### Dataset records
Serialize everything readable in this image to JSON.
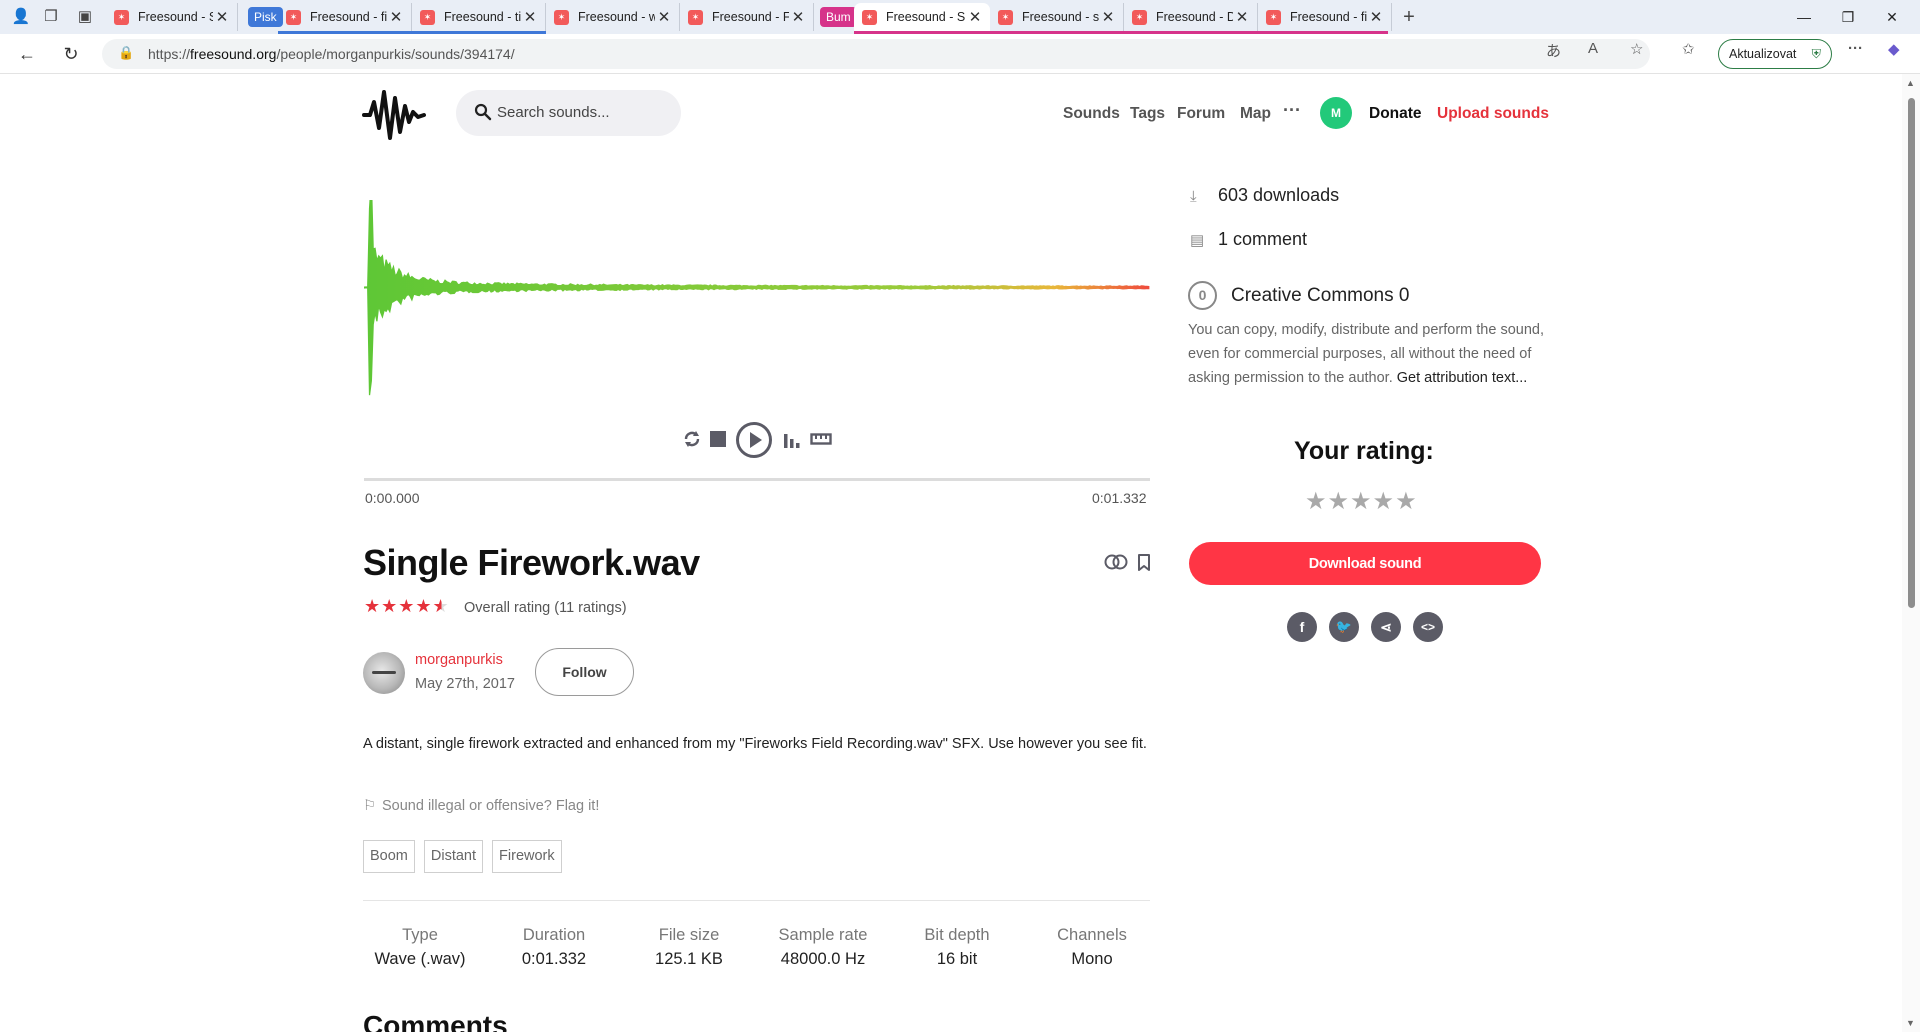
{
  "browser": {
    "tabs": [
      {
        "label": "Freesound - Search"
      },
      {
        "label": "Freesound - firewo"
      },
      {
        "label": "Freesound - tiny_ro"
      },
      {
        "label": "Freesound - whistli"
      },
      {
        "label": "Freesound - Firewo"
      },
      {
        "label": "Freesound - Single"
      },
      {
        "label": "Freesound - single"
      },
      {
        "label": "Freesound - Distan"
      },
      {
        "label": "Freesound - firewo"
      }
    ],
    "group_pisk": "Pisk",
    "group_bum": "Bum",
    "group_pisk_color": "#3f78d8",
    "group_bum_color": "#d6338a",
    "url_prefix": "https://",
    "url_domain": "freesound.org",
    "url_path": "/people/morganpurkis/sounds/394174/",
    "update_label": "Aktualizovat"
  },
  "site": {
    "search_placeholder": "Search sounds...",
    "nav": {
      "sounds": "Sounds",
      "tags": "Tags",
      "forum": "Forum",
      "map": "Map",
      "more": "···"
    },
    "avatar_initial": "M",
    "donate": "Donate",
    "upload": "Upload sounds",
    "accent": "#e5323b"
  },
  "player": {
    "time_start": "0:00.000",
    "time_end": "0:01.332"
  },
  "sound": {
    "title": "Single Firework.wav",
    "rating_text": "Overall rating (11 ratings)",
    "rating_value": 4.5,
    "username": "morganpurkis",
    "date": "May 27th, 2017",
    "follow_label": "Follow",
    "description": "A distant, single firework extracted and enhanced from my \"Fireworks Field Recording.wav\" SFX. Use however you see fit.",
    "flag_text": "Sound illegal or offensive? Flag it!",
    "tags": [
      "Boom",
      "Distant",
      "Firework"
    ],
    "meta": [
      {
        "label": "Type",
        "value": "Wave (.wav)"
      },
      {
        "label": "Duration",
        "value": "0:01.332"
      },
      {
        "label": "File size",
        "value": "125.1 KB"
      },
      {
        "label": "Sample rate",
        "value": "48000.0 Hz"
      },
      {
        "label": "Bit depth",
        "value": "16 bit"
      },
      {
        "label": "Channels",
        "value": "Mono"
      }
    ],
    "comments_heading": "Comments"
  },
  "sidebar": {
    "downloads": "603 downloads",
    "comments": "1 comment",
    "license_icon": "0",
    "license_title": "Creative Commons 0",
    "license_text": "You can copy, modify, distribute and perform the sound, even for commercial purposes, all without the need of asking permission to the author.",
    "attribution_link": "Get attribution text...",
    "your_rating": "Your rating:",
    "download_label": "Download sound",
    "download_color": "#ff3545"
  }
}
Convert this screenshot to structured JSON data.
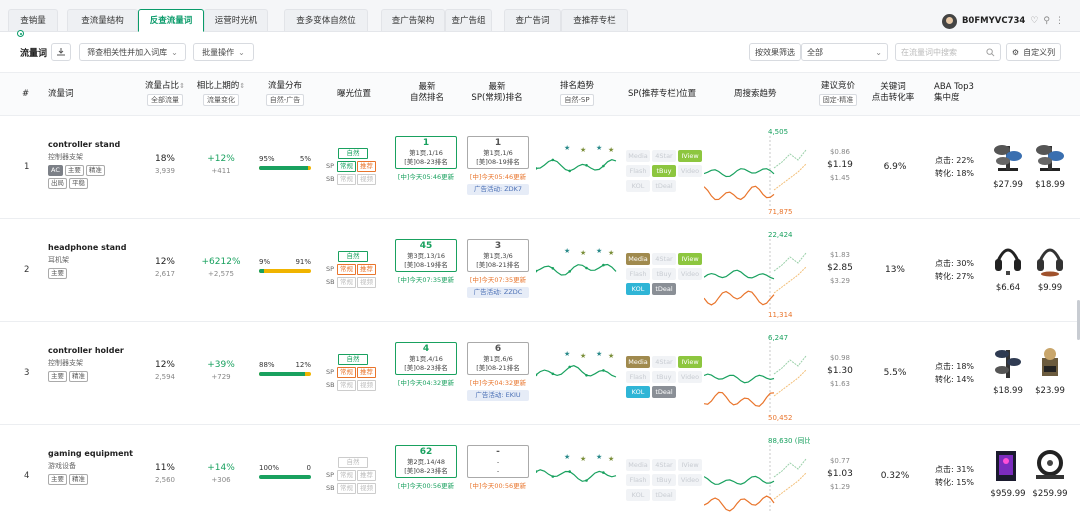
{
  "tabs": [
    "查销量",
    "查流量结构",
    "反查流量词",
    "运营时光机",
    "查多变体自然位",
    "查广告架构",
    "查广告组",
    "查广告词",
    "查推荐专栏"
  ],
  "active_tab": "反查流量词",
  "user": {
    "name": "B0FMYVC734"
  },
  "toolbar": {
    "title": "流量词",
    "filter_btn": "筛查相关性并加入词库",
    "batch_btn": "批量操作",
    "effect_filter": "按效果筛选",
    "all_select": "全部",
    "search_placeholder": "在流量词中搜索",
    "custom_cols": "自定义列"
  },
  "headers": {
    "idx": "#",
    "keyword": "流量词",
    "share": "流量占比",
    "share_sub": "全部流量",
    "change": "相比上期的",
    "change_sub": "流量变化",
    "dist": "流量分布",
    "dist_sub": "自然-广告",
    "exposure": "曝光位置",
    "nat_rank_1": "最新",
    "nat_rank_2": "自然排名",
    "sp_rank_1": "最新",
    "sp_rank_2": "SP(常规)排名",
    "trend": "排名趋势",
    "trend_sub": "自然-SP",
    "sp_pos": "SP(推荐专栏)位置",
    "week": "周搜索趋势",
    "bid": "建议竞价",
    "bid_sub": "固定-精准",
    "conv_1": "关键词",
    "conv_2": "点击转化率",
    "aba_1": "ABA Top3",
    "aba_2": "集中度"
  },
  "exposure_labels": {
    "nat": "自然",
    "sp": "SP",
    "sb": "SB",
    "regular": "常规",
    "recommend": "推荐",
    "video": "视频"
  },
  "sp_buttons": [
    "Media",
    "4Star",
    "IView",
    "Flash",
    "tBuy",
    "Video",
    "KOL",
    "tDeal"
  ],
  "rows": [
    {
      "idx": "1",
      "keyword": "controller stand",
      "keyword_cn": "控制器支架",
      "tags": [
        "AC",
        "主要",
        "精准",
        "出局",
        "平稳"
      ],
      "share": "18%",
      "share_sub": "3,939",
      "change": "+12%",
      "change_sub": "+411",
      "dist_left": "95%",
      "dist_right": "5%",
      "dist_fill": 0.95,
      "exp_regular": "green",
      "exp_recommend": "orange",
      "nat_rank": "1",
      "nat_line1": "第1页,1/16",
      "nat_line2": "[美]08-23排名",
      "nat_upd": "[中]今天05:46更新",
      "sp_rank": "1",
      "sp_line1": "第1页,1/6",
      "sp_line2": "[美]08-19排名",
      "sp_upd": "[中]今天05:46更新",
      "ad": "广告活动: ZDK7",
      "sp_active": {
        "IView": "#8dc63f",
        "tBuy": "#8dc63f"
      },
      "week_top": "4,505",
      "week_bottom": "71,875",
      "bid_low": "$0.86",
      "bid_mid": "$1.19",
      "bid_high": "$1.45",
      "conv": "6.9%",
      "aba_click": "点击: 22%",
      "aba_conv": "转化: 18%",
      "prod1": "$27.99",
      "prod2": "$18.99"
    },
    {
      "idx": "2",
      "keyword": "headphone stand",
      "keyword_cn": "耳机架",
      "tags": [
        "主要"
      ],
      "share": "12%",
      "share_sub": "2,617",
      "change": "+6212%",
      "change_sub": "+2,575",
      "dist_left": "9%",
      "dist_right": "91%",
      "dist_fill": 0.09,
      "exp_regular": "orange",
      "exp_recommend": "orange",
      "nat_rank": "45",
      "nat_line1": "第3页,13/16",
      "nat_line2": "[美]08-19排名",
      "nat_upd": "[中]今天07:35更新",
      "sp_rank": "3",
      "sp_line1": "第1页,3/6",
      "sp_line2": "[美]08-21排名",
      "sp_upd": "[中]今天07:35更新",
      "ad": "广告活动: ZZDC",
      "sp_active": {
        "Media": "#a08a4e",
        "IView": "#8dc63f",
        "KOL": "#2fb5d6",
        "tDeal": "#8a8f96"
      },
      "week_top": "22,424",
      "week_bottom": "11,314",
      "bid_low": "$1.83",
      "bid_mid": "$2.85",
      "bid_high": "$3.29",
      "conv": "13%",
      "aba_click": "点击: 30%",
      "aba_conv": "转化: 27%",
      "prod1": "$6.64",
      "prod2": "$9.99"
    },
    {
      "idx": "3",
      "keyword": "controller holder",
      "keyword_cn": "控制器支架",
      "tags": [
        "主要",
        "精准"
      ],
      "share": "12%",
      "share_sub": "2,594",
      "change": "+39%",
      "change_sub": "+729",
      "dist_left": "88%",
      "dist_right": "12%",
      "dist_fill": 0.88,
      "exp_regular": "orange",
      "exp_recommend": "orange",
      "nat_rank": "4",
      "nat_line1": "第1页,4/16",
      "nat_line2": "[美]08-23排名",
      "nat_upd": "[中]今天04:32更新",
      "sp_rank": "6",
      "sp_line1": "第1页,6/6",
      "sp_line2": "[美]08-21排名",
      "sp_upd": "[中]今天04:32更新",
      "ad": "广告活动: EKIU",
      "sp_active": {
        "Media": "#a08a4e",
        "IView": "#8dc63f",
        "KOL": "#2fb5d6",
        "tDeal": "#8a8f96"
      },
      "week_top": "6,247",
      "week_bottom": "50,452",
      "bid_low": "$0.98",
      "bid_mid": "$1.30",
      "bid_high": "$1.63",
      "conv": "5.5%",
      "aba_click": "点击: 18%",
      "aba_conv": "转化: 14%",
      "prod1": "$18.99",
      "prod2": "$23.99"
    },
    {
      "idx": "4",
      "keyword": "gaming equipment",
      "keyword_cn": "游戏设备",
      "tags": [
        "主要",
        "精准"
      ],
      "share": "11%",
      "share_sub": "2,560",
      "change": "+14%",
      "change_sub": "+306",
      "dist_left": "100%",
      "dist_right": "0",
      "dist_fill": 1.0,
      "exp_regular": "grey",
      "exp_recommend": "grey",
      "nat_rank": "62",
      "nat_line1": "第2页,14/48",
      "nat_line2": "[美]08-23排名",
      "nat_upd": "[中]今天00:56更新",
      "sp_rank": "-",
      "sp_line1": "-",
      "sp_line2": "-",
      "sp_upd": "[中]今天00:56更新",
      "ad": "",
      "sp_active": {},
      "week_top": "88,630 (同比↑63%↑)",
      "week_bottom": "1,682",
      "bid_low": "$0.77",
      "bid_mid": "$1.03",
      "bid_high": "$1.29",
      "conv": "0.32%",
      "aba_click": "点击: 31%",
      "aba_conv": "转化: 15%",
      "prod1": "$959.99",
      "prod2": "$259.99"
    }
  ],
  "colors": {
    "green": "#19a15f",
    "orange": "#e9752c",
    "gold": "#f0b400",
    "accent": "#0a9b6a"
  }
}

### Prompt
Using the records given above, list every line that includes the word "stand".

### Full solution
      "keyword": "controller stand",
      "keyword": "headphone stand",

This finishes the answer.